**Task brief**
Put every line of the rows below into a numbered list, skipping blank lines and leaving out the pictures.

** BEGIN Record list **

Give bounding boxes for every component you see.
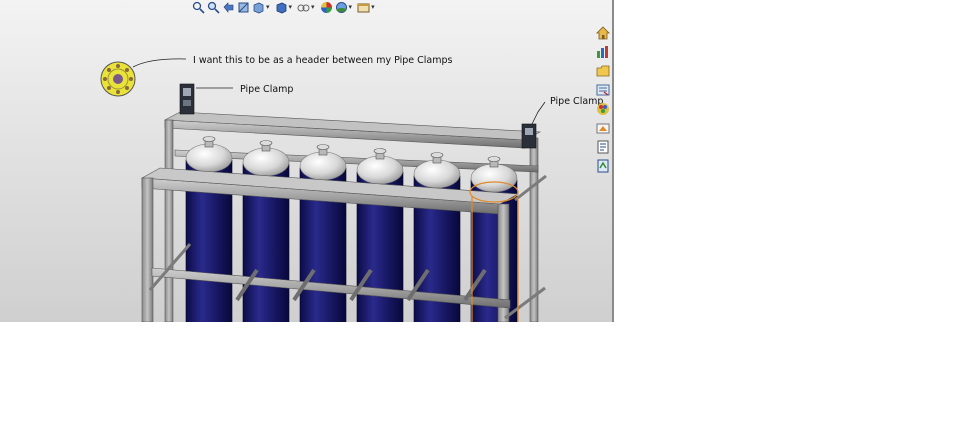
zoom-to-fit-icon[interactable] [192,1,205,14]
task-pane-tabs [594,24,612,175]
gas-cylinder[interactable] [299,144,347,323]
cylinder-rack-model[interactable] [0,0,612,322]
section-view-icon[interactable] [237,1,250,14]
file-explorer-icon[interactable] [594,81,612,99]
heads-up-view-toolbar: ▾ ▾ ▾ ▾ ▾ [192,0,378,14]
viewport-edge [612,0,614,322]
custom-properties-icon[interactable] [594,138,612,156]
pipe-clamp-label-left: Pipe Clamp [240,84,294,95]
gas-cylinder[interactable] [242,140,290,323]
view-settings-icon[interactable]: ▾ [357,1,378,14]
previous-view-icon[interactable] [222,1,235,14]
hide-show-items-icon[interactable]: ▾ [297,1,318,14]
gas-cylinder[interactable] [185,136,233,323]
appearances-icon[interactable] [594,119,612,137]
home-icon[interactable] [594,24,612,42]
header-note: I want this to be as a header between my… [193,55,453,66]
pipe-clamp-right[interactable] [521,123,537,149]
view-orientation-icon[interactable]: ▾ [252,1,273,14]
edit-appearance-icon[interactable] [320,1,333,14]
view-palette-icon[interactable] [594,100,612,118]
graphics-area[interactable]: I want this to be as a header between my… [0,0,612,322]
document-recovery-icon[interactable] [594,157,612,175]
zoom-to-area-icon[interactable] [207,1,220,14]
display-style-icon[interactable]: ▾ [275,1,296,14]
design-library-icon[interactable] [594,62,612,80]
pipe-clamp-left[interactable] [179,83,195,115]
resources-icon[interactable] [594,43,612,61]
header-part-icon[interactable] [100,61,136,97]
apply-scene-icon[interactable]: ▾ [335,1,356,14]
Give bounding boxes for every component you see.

** END Record list **

**Task response**
1. Give bounding boxes for every component you see.
2. zoom-to-fit-icon[interactable] [192,1,205,14]
3. task-pane-tabs [594,24,612,175]
4. gas-cylinder[interactable] [299,144,347,323]
5. cylinder-rack-model[interactable] [0,0,612,322]
6. section-view-icon[interactable] [237,1,250,14]
7. file-explorer-icon[interactable] [594,81,612,99]
8. heads-up-view-toolbar: ▾ ▾ ▾ ▾ ▾ [192,0,378,14]
9. viewport-edge [612,0,614,322]
10. custom-properties-icon[interactable] [594,138,612,156]
11. pipe-clamp-label-left: Pipe Clamp [240,84,294,95]
12. gas-cylinder[interactable] [242,140,290,323]
13. view-settings-icon[interactable]: ▾ [357,1,378,14]
14. previous-view-icon[interactable] [222,1,235,14]
15. hide-show-items-icon[interactable]: ▾ [297,1,318,14]
16. gas-cylinder[interactable] [185,136,233,323]
17. appearances-icon[interactable] [594,119,612,137]
18. home-icon[interactable] [594,24,612,42]
19. header-note: I want this to be as a header between my… [193,55,453,66]
20. pipe-clamp-right[interactable] [521,123,537,149]
21. view-orientation-icon[interactable]: ▾ [252,1,273,14]
22. edit-appearance-icon[interactable] [320,1,333,14]
23. view-palette-icon[interactable] [594,100,612,118]
24. graphics-area[interactable]: I want this to be as a header between my… [0,0,612,322]
25. document-recovery-icon[interactable] [594,157,612,175]
26. zoom-to-area-icon[interactable] [207,1,220,14]
27. display-style-icon[interactable]: ▾ [275,1,296,14]
28. design-library-icon[interactable] [594,62,612,80]
29. pipe-clamp-left[interactable] [179,83,195,115]
30. resources-icon[interactable] [594,43,612,61]
31. header-part-icon[interactable] [100,61,136,97]
32. apply-scene-icon[interactable]: ▾ [335,1,356,14]
33. Give bounding boxes for every component you see.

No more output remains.